Copy the data verbatim from its first line through the line containing "2328, 960, 2340]", both ends included.

--- Dataset content ---

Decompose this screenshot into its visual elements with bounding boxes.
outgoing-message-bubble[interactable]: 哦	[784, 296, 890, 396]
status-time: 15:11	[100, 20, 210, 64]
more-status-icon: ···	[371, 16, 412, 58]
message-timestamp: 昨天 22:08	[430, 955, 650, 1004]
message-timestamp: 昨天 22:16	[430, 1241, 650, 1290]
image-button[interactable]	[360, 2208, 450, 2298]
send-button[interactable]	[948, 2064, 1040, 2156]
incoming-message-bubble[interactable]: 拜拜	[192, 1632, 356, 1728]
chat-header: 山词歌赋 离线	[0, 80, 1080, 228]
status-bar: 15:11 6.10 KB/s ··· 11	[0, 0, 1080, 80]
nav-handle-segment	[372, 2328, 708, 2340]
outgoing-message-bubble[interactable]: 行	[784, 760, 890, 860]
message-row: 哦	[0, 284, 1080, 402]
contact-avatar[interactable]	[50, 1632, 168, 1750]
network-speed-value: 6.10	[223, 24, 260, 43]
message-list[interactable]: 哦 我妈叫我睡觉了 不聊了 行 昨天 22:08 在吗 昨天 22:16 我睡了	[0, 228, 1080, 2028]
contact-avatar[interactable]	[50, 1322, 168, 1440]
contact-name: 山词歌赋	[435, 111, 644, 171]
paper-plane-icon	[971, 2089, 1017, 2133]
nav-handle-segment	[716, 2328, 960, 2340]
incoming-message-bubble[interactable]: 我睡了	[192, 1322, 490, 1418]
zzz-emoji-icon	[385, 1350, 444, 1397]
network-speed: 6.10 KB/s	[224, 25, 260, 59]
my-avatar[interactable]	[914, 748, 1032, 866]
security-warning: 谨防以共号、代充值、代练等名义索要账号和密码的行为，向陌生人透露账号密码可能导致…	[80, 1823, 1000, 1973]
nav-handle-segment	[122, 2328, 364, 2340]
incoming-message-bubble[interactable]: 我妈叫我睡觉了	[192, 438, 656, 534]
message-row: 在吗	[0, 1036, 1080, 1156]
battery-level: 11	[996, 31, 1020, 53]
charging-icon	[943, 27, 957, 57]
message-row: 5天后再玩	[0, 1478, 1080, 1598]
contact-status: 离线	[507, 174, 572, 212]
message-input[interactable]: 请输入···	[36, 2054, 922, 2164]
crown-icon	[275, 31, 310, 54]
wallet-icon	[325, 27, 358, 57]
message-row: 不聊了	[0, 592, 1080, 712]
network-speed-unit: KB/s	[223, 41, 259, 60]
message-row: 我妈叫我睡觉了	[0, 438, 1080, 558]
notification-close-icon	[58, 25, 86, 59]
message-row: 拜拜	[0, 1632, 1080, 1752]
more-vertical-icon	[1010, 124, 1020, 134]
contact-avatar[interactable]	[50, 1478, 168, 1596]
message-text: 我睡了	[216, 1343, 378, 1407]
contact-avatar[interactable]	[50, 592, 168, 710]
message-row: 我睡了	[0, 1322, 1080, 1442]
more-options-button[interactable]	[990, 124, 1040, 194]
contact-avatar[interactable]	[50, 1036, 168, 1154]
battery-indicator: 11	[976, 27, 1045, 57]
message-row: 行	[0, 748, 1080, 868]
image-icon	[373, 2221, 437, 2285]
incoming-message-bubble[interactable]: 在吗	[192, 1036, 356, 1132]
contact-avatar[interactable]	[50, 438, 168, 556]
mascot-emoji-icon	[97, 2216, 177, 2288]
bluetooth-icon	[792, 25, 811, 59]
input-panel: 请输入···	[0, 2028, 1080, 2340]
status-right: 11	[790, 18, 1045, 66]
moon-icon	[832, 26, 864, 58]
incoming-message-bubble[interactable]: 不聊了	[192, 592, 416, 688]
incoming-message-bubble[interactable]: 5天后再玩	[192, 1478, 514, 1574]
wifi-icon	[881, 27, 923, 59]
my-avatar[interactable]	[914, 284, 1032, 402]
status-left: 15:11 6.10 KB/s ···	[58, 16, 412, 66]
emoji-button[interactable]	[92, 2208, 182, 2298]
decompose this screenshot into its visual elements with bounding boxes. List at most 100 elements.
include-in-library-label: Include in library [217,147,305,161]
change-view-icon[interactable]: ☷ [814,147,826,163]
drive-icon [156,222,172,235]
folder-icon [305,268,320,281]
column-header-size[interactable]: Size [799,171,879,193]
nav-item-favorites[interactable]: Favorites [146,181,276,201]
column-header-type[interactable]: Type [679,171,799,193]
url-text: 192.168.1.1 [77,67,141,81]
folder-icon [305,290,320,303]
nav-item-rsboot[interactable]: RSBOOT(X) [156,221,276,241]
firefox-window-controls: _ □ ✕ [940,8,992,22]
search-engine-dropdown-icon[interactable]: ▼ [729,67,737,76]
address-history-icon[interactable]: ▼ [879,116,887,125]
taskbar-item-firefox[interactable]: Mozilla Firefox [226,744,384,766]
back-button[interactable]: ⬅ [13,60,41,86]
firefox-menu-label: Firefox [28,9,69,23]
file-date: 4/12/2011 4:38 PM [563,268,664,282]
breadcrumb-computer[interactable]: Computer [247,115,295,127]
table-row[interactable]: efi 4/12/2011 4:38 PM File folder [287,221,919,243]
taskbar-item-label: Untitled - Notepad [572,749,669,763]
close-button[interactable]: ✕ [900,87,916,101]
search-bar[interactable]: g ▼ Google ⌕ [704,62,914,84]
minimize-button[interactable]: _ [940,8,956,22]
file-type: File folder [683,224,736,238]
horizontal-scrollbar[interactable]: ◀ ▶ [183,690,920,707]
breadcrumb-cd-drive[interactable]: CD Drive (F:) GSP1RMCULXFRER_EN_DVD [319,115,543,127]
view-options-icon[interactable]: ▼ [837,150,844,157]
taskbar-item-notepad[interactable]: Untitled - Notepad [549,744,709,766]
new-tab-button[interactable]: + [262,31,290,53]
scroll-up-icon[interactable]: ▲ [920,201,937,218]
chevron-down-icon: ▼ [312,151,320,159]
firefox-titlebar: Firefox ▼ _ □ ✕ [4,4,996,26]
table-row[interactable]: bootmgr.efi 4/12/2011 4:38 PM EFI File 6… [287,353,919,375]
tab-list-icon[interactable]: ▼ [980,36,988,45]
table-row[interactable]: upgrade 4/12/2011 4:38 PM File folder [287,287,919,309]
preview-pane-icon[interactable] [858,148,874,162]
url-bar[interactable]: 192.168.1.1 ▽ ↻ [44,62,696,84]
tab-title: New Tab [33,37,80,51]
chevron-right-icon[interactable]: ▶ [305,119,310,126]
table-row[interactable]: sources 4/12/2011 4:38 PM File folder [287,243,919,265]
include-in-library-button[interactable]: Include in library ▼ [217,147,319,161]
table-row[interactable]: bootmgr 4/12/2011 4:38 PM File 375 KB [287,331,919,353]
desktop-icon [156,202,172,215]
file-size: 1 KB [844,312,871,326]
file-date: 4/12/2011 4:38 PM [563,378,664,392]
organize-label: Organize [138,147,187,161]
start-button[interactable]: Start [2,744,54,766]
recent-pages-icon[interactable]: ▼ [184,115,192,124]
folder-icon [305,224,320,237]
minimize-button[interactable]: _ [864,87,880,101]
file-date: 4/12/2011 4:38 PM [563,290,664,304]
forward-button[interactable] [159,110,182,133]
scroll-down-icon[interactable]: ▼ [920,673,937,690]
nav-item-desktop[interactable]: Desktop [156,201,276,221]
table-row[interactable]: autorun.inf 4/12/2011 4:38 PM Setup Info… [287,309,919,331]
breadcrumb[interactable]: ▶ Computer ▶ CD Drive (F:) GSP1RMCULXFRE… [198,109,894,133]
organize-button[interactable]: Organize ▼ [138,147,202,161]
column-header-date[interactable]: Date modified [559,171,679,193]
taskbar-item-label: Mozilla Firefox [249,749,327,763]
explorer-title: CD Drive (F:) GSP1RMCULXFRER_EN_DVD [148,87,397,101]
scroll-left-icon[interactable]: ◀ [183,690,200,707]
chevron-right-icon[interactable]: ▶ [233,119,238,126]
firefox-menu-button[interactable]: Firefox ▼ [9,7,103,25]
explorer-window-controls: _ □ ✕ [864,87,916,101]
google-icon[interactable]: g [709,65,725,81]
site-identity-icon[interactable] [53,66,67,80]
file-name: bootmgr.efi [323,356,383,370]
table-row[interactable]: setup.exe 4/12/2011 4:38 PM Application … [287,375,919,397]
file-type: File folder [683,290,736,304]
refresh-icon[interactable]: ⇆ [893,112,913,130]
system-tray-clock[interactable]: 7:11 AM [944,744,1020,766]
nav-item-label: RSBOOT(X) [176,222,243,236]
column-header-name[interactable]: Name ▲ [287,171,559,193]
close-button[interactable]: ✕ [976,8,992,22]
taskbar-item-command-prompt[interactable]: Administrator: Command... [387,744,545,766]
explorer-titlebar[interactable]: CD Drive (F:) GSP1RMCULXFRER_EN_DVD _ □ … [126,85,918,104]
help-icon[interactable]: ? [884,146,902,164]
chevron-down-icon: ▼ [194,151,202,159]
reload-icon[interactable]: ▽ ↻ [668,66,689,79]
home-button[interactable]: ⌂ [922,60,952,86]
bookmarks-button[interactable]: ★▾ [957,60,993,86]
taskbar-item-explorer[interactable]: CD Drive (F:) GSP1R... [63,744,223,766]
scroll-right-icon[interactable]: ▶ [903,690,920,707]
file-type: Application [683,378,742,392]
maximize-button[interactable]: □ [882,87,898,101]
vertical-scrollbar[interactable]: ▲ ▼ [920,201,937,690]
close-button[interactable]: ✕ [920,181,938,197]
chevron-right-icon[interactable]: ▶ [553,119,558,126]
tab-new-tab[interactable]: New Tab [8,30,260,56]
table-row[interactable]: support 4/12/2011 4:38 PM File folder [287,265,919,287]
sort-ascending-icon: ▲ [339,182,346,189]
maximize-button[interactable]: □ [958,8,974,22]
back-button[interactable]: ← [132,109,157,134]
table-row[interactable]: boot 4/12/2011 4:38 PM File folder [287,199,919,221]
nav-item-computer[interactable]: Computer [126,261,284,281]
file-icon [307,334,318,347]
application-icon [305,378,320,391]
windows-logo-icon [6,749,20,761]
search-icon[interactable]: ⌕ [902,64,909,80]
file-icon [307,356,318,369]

---

Complete answer:
Decompose this screenshot into its visual elements with bounding boxes.
outgoing-message-bubble[interactable]: 哦	[784, 296, 890, 396]
status-time: 15:11	[100, 20, 210, 64]
more-status-icon: ···	[371, 16, 412, 58]
message-timestamp: 昨天 22:08	[430, 955, 650, 1004]
message-timestamp: 昨天 22:16	[430, 1241, 650, 1290]
image-button[interactable]	[360, 2208, 450, 2298]
send-button[interactable]	[948, 2064, 1040, 2156]
incoming-message-bubble[interactable]: 拜拜	[192, 1632, 356, 1728]
chat-header: 山词歌赋 离线	[0, 80, 1080, 228]
status-bar: 15:11 6.10 KB/s ··· 11	[0, 0, 1080, 80]
nav-handle-segment	[372, 2328, 708, 2340]
outgoing-message-bubble[interactable]: 行	[784, 760, 890, 860]
message-row: 哦	[0, 284, 1080, 402]
contact-avatar[interactable]	[50, 1632, 168, 1750]
network-speed-value: 6.10	[223, 24, 260, 43]
message-list[interactable]: 哦 我妈叫我睡觉了 不聊了 行 昨天 22:08 在吗 昨天 22:16 我睡了	[0, 228, 1080, 2028]
contact-avatar[interactable]	[50, 1322, 168, 1440]
contact-name: 山词歌赋	[435, 111, 644, 171]
paper-plane-icon	[971, 2089, 1017, 2133]
nav-handle-segment	[716, 2328, 960, 2340]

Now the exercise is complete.